Extracted information
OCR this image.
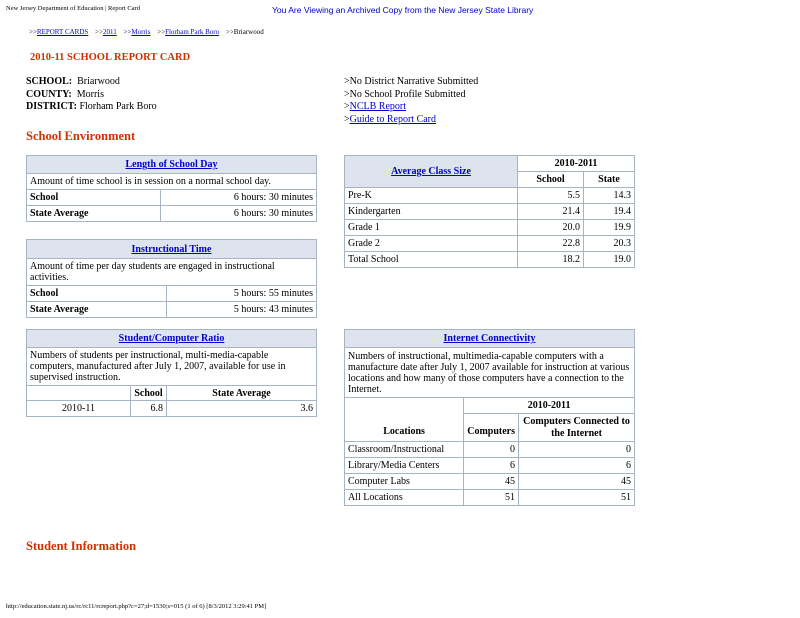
New Jersey Department of Education | Report Card	You Are Viewing an Archived Copy from the New Jersey State Library
>>REPORT CARDS >>2011 >>Morris >>Florham Park Boro >>Briarwood
2010-11 SCHOOL REPORT CARD
SCHOOL: Briarwood
COUNTY: Morris
DISTRICT: Florham Park Boro
>No District Narrative Submitted
>No School Profile Submitted
>NCLB Report
>Guide to Report Card
School Environment
Length of School Day	
Amount of time school is in session on a normal school day.	
School	6 hours: 30 minutes
State Average	6 hours: 30 minutes
Instructional Time	
Amount of time per day students are engaged in instructional activities.	
School	5 hours: 55 minutes
State Average	5 hours: 43 minutes
Student/Computer Ratio		
Numbers of students per instructional, multi-media-capable computers, manufactured after July 1, 2007, available for use in supervised instruction.		
	School	State Average
2010-11	6.8	3.6
Average Class Size	2010-2011	
	School	State
Pre-K	5.5	14.3
Kindergarten	21.4	19.4
Grade 1	20.0	19.9
Grade 2	22.8	20.3
Total School	18.2	19.0
Internet Connectivity		
Numbers of instructional, multimedia-capable computers with a manufacture date after July 1, 2007 available for instruction at various locations and how many of those computers have a connection to the Internet.		
Locations	2010-2011	
	Computers	Computers Connected to the Internet
Classroom/Instructional	0	0
Library/Media Centers	6	6
Computer Labs	45	45
All Locations	51	51
Student Information
http://education.state.nj.us/rc/rc11/rcreport.php?c=27;d=1530;s=015 (1 of 6) [8/3/2012 3:29:41 PM]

Stated problem
List every line in the records above that contains the word "July".

Output below
Numbers of students per instructional, multi-media-capable computers, manufactured after July 1, 2007, available for use in supervised instruction.		
Numbers of instructional, multimedia-capable computers with a manufacture date after July 1, 2007 available for instruction at various locations and how many of those computers have a connection to the Internet.		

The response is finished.